THE TASK: Only the number is wanted: how many lines hold the word "Nhập"?

INPUT RECORDS:
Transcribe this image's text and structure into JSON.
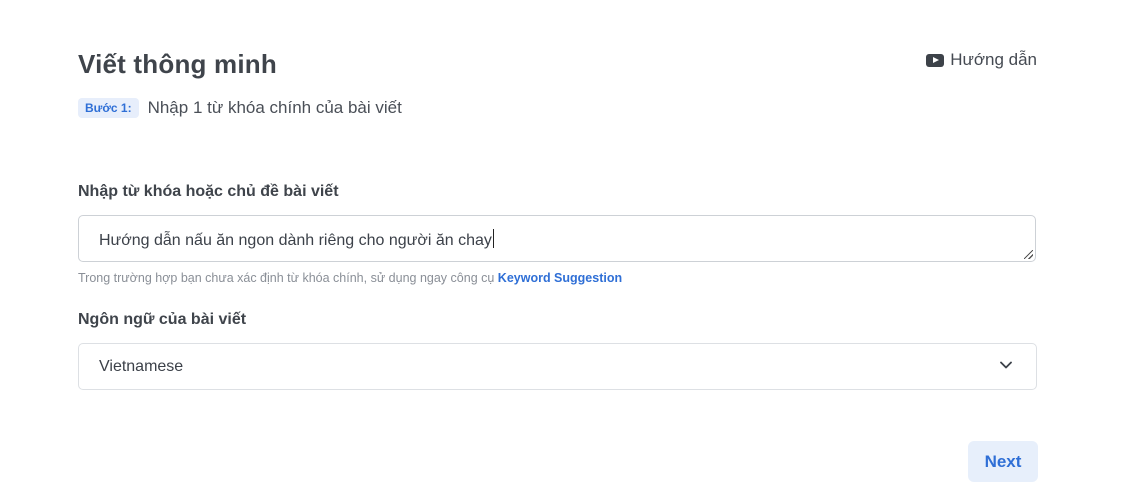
{
  "header": {
    "title": "Viết thông minh",
    "guide_label": "Hướng dẫn",
    "guide_icon": "youtube-play-icon"
  },
  "step": {
    "badge": "Bước 1:",
    "text": "Nhập 1 từ khóa chính của bài viết"
  },
  "keyword": {
    "label": "Nhập từ khóa hoặc chủ đề bài viết",
    "value": "Hướng dẫn nấu ăn ngon dành riêng cho người ăn chay",
    "hint_text": "Trong trường hợp bạn chưa xác định từ khóa chính, sử dụng ngay công cụ ",
    "hint_link": "Keyword Suggestion"
  },
  "language": {
    "label": "Ngôn ngữ của bài viết",
    "selected": "Vietnamese",
    "icon": "chevron-down-icon"
  },
  "actions": {
    "next_label": "Next"
  },
  "colors": {
    "accent": "#2f6fd6",
    "badge_bg": "#e7eefb",
    "text": "#3c4149"
  }
}
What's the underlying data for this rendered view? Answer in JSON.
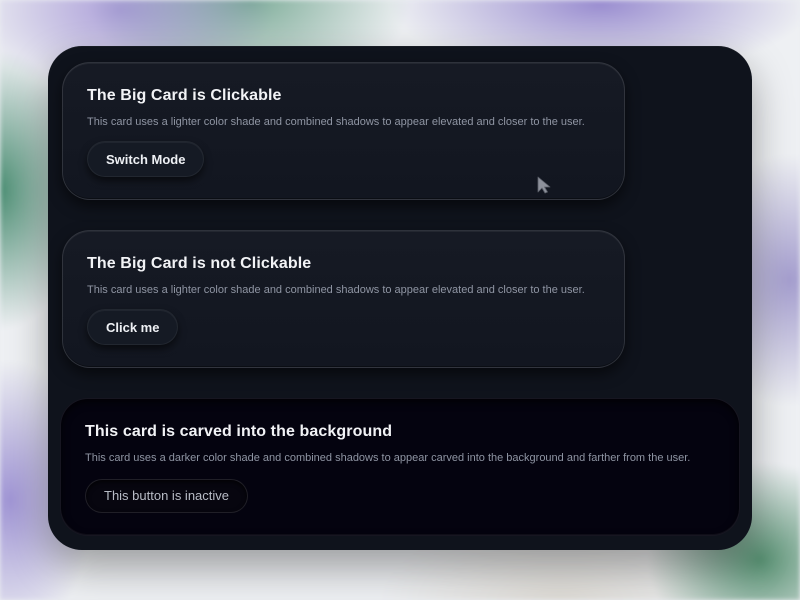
{
  "cards": [
    {
      "title": "The Big Card is Clickable",
      "description": "This card uses a lighter color shade and combined shadows to appear elevated and closer to the user.",
      "button_label": "Switch Mode"
    },
    {
      "title": "The Big Card is not Clickable",
      "description": "This card uses a lighter color shade and combined shadows to appear elevated and closer to the user.",
      "button_label": "Click me"
    },
    {
      "title": "This card is carved into the background",
      "description": "This card uses a darker color shade and combined shadows to appear carved into the background and farther from the user.",
      "button_label": "This button is inactive"
    }
  ],
  "colors": {
    "panel": "#0f131c",
    "raised_card": "#161a24",
    "carved_card": "#04030f",
    "title_text": "#f2f3f6",
    "description_text": "#8f95a3"
  },
  "icons": {
    "cursor": "mouse-pointer-icon"
  }
}
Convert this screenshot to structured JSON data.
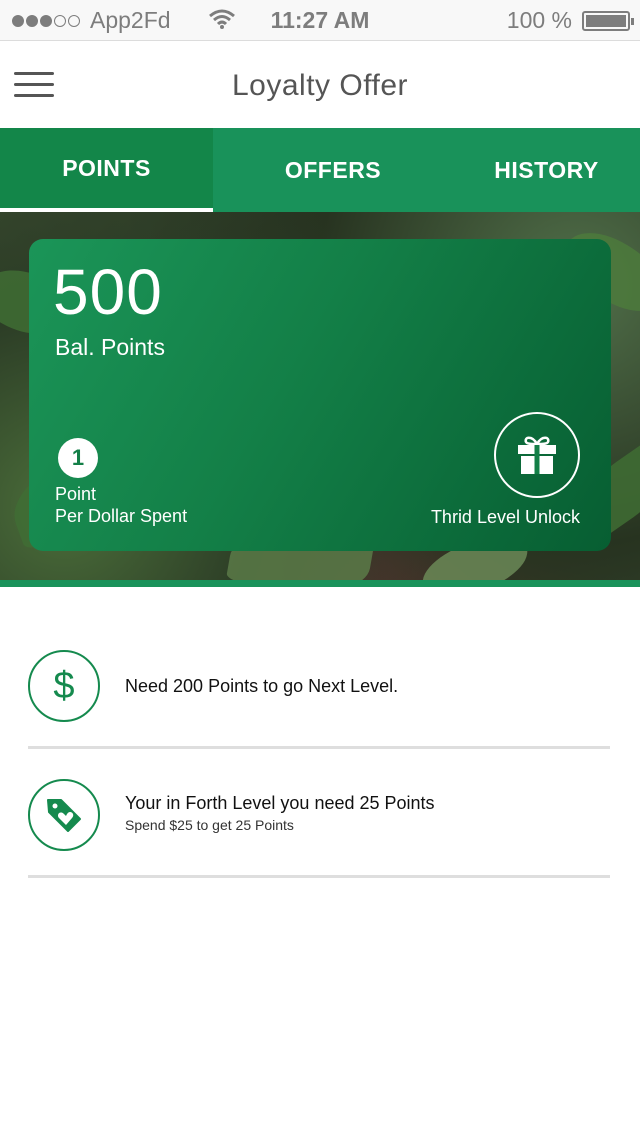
{
  "status_bar": {
    "carrier": "App2Fd",
    "time": "11:27 AM",
    "battery": "100 %"
  },
  "header": {
    "title": "Loyalty Offer"
  },
  "tabs": [
    {
      "label": "POINTS",
      "active": true
    },
    {
      "label": "OFFERS",
      "active": false
    },
    {
      "label": "HISTORY",
      "active": false
    }
  ],
  "points_card": {
    "balance": "500",
    "balance_label": "Bal. Points",
    "rate_value": "1",
    "rate_line1": "Point",
    "rate_line2": "Per Dollar Spent",
    "unlock_label": "Thrid Level Unlock",
    "unlock_icon": "gift-icon"
  },
  "list": [
    {
      "icon": "dollar-icon",
      "title": "Need 200 Points  to go Next Level."
    },
    {
      "icon": "price-tag-heart-icon",
      "title": "Your in Forth Level you need 25 Points",
      "subtitle": "Spend $25 to get 25 Points"
    }
  ],
  "colors": {
    "brand_green": "#19925a",
    "tab_active": "#138649",
    "card_dark": "#075e32"
  }
}
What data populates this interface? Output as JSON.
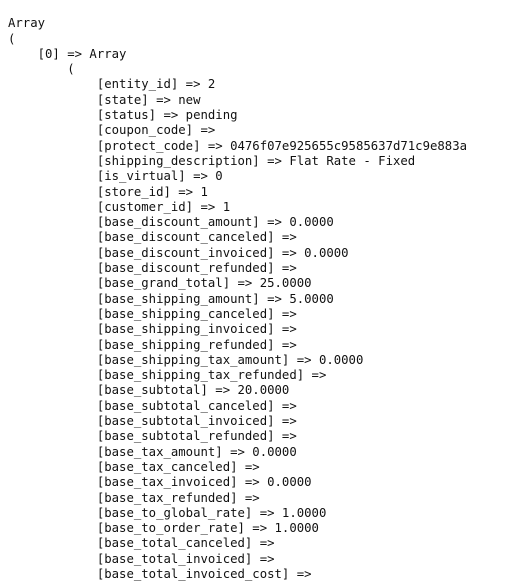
{
  "dump": {
    "type": "php-print-r",
    "root_label": "Array",
    "open_paren": "(",
    "indent_unit": "    ",
    "element_key": "[0]",
    "arrow": "=>",
    "element_label": "Array",
    "lines": [
      "Array",
      "(",
      "    [0] => Array",
      "        (",
      "            [entity_id] => 2",
      "            [state] => new",
      "            [status] => pending",
      "            [coupon_code] => ",
      "            [protect_code] => 0476f07e925655c9585637d71c9e883a",
      "            [shipping_description] => Flat Rate - Fixed",
      "            [is_virtual] => 0",
      "            [store_id] => 1",
      "            [customer_id] => 1",
      "            [base_discount_amount] => 0.0000",
      "            [base_discount_canceled] => ",
      "            [base_discount_invoiced] => 0.0000",
      "            [base_discount_refunded] => ",
      "            [base_grand_total] => 25.0000",
      "            [base_shipping_amount] => 5.0000",
      "            [base_shipping_canceled] => ",
      "            [base_shipping_invoiced] => ",
      "            [base_shipping_refunded] => ",
      "            [base_shipping_tax_amount] => 0.0000",
      "            [base_shipping_tax_refunded] => ",
      "            [base_subtotal] => 20.0000",
      "            [base_subtotal_canceled] => ",
      "            [base_subtotal_invoiced] => ",
      "            [base_subtotal_refunded] => ",
      "            [base_tax_amount] => 0.0000",
      "            [base_tax_canceled] => ",
      "            [base_tax_invoiced] => 0.0000",
      "            [base_tax_refunded] => ",
      "            [base_to_global_rate] => 1.0000",
      "            [base_to_order_rate] => 1.0000",
      "            [base_total_canceled] => ",
      "            [base_total_invoiced] => ",
      "            [base_total_invoiced_cost] => "
    ],
    "entries": [
      {
        "key": "entity_id",
        "value": "2"
      },
      {
        "key": "state",
        "value": "new"
      },
      {
        "key": "status",
        "value": "pending"
      },
      {
        "key": "coupon_code",
        "value": ""
      },
      {
        "key": "protect_code",
        "value": "0476f07e925655c9585637d71c9e883a"
      },
      {
        "key": "shipping_description",
        "value": "Flat Rate - Fixed"
      },
      {
        "key": "is_virtual",
        "value": "0"
      },
      {
        "key": "store_id",
        "value": "1"
      },
      {
        "key": "customer_id",
        "value": "1"
      },
      {
        "key": "base_discount_amount",
        "value": "0.0000"
      },
      {
        "key": "base_discount_canceled",
        "value": ""
      },
      {
        "key": "base_discount_invoiced",
        "value": "0.0000"
      },
      {
        "key": "base_discount_refunded",
        "value": ""
      },
      {
        "key": "base_grand_total",
        "value": "25.0000"
      },
      {
        "key": "base_shipping_amount",
        "value": "5.0000"
      },
      {
        "key": "base_shipping_canceled",
        "value": ""
      },
      {
        "key": "base_shipping_invoiced",
        "value": ""
      },
      {
        "key": "base_shipping_refunded",
        "value": ""
      },
      {
        "key": "base_shipping_tax_amount",
        "value": "0.0000"
      },
      {
        "key": "base_shipping_tax_refunded",
        "value": ""
      },
      {
        "key": "base_subtotal",
        "value": "20.0000"
      },
      {
        "key": "base_subtotal_canceled",
        "value": ""
      },
      {
        "key": "base_subtotal_invoiced",
        "value": ""
      },
      {
        "key": "base_subtotal_refunded",
        "value": ""
      },
      {
        "key": "base_tax_amount",
        "value": "0.0000"
      },
      {
        "key": "base_tax_canceled",
        "value": ""
      },
      {
        "key": "base_tax_invoiced",
        "value": "0.0000"
      },
      {
        "key": "base_tax_refunded",
        "value": ""
      },
      {
        "key": "base_to_global_rate",
        "value": "1.0000"
      },
      {
        "key": "base_to_order_rate",
        "value": "1.0000"
      },
      {
        "key": "base_total_canceled",
        "value": ""
      },
      {
        "key": "base_total_invoiced",
        "value": ""
      },
      {
        "key": "base_total_invoiced_cost",
        "value": ""
      }
    ],
    "text_color": "#111111",
    "background_color": "#ffffff"
  }
}
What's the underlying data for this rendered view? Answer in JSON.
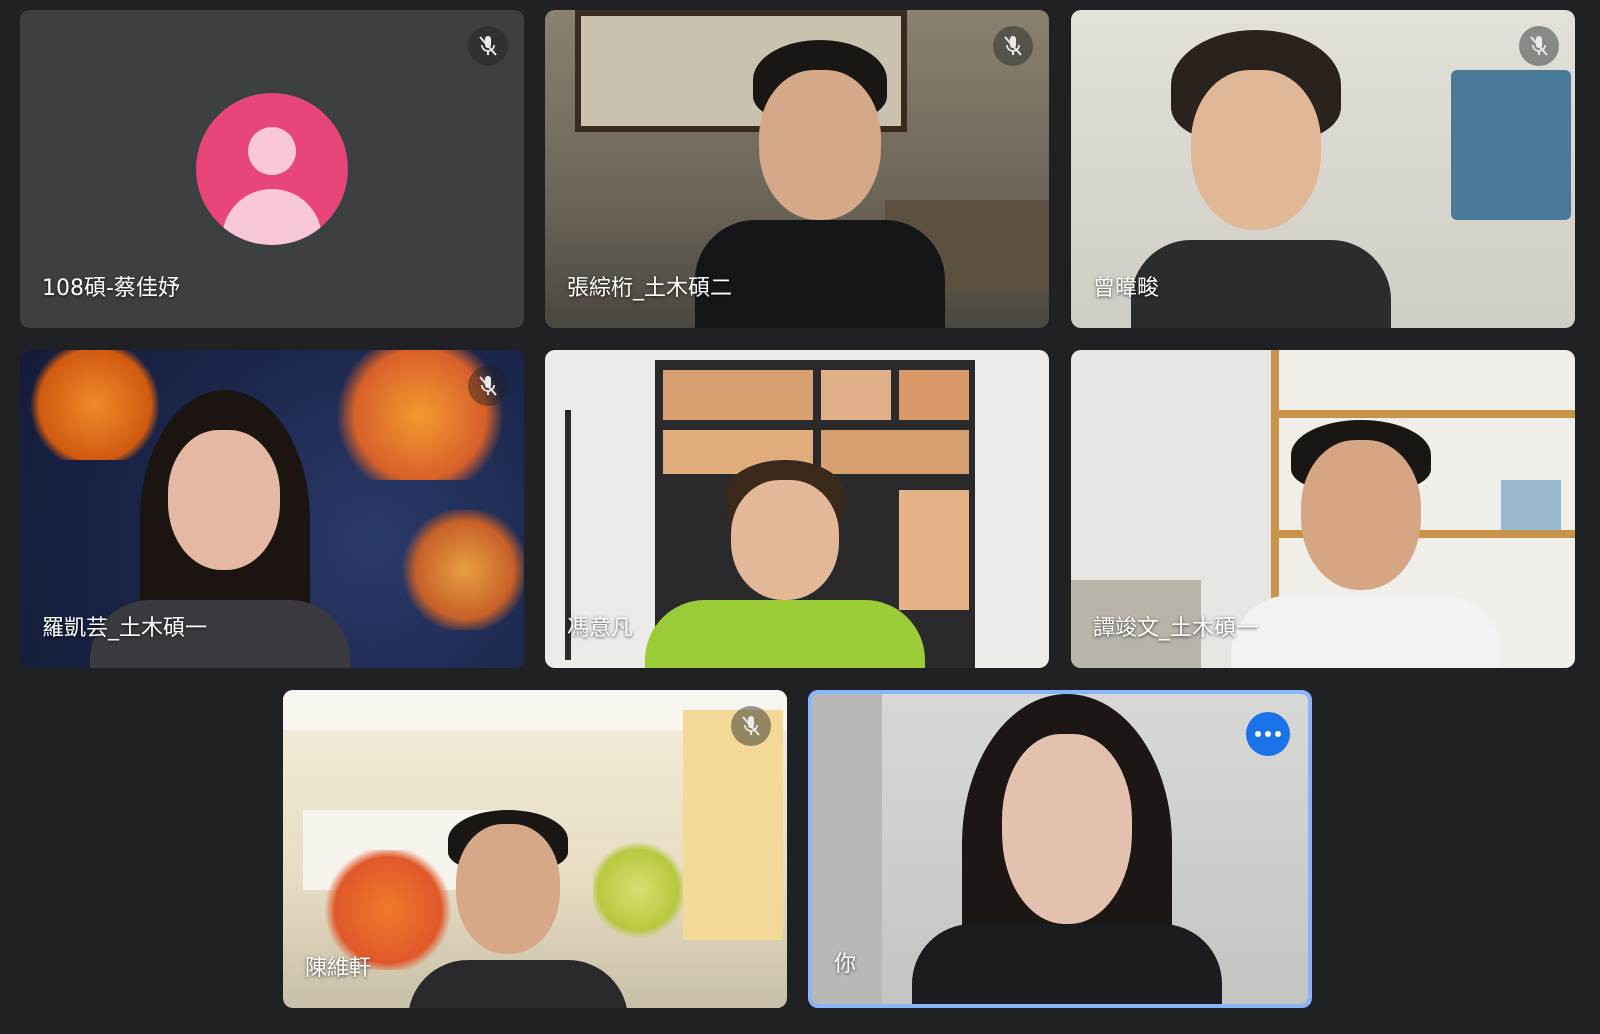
{
  "app": {
    "title": ""
  },
  "participants": [
    {
      "name": "108碩-蔡佳妤",
      "muted": true,
      "camera": false,
      "avatar_color": "#e8457a"
    },
    {
      "name": "張綜桁_土木碩二",
      "muted": true,
      "camera": true
    },
    {
      "name": "曾暐畯",
      "muted": true,
      "camera": true
    },
    {
      "name": "羅凱芸_土木碩一",
      "muted": true,
      "camera": true
    },
    {
      "name": "馮意凡",
      "muted": false,
      "camera": true
    },
    {
      "name": "譚竣文_土木碩一",
      "muted": false,
      "camera": true
    },
    {
      "name": "陳維軒",
      "muted": true,
      "camera": true
    },
    {
      "name": "你",
      "muted": false,
      "camera": true,
      "self": true,
      "speaking": true
    }
  ],
  "icons": {
    "mute": "mic-off-icon",
    "more": "more-options-icon",
    "avatar": "person-icon"
  },
  "colors": {
    "background": "#202124",
    "tile": "#3c4043",
    "active_border": "#8ab4f8",
    "more_button": "#1a73e8"
  }
}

FULL ANSWER: 2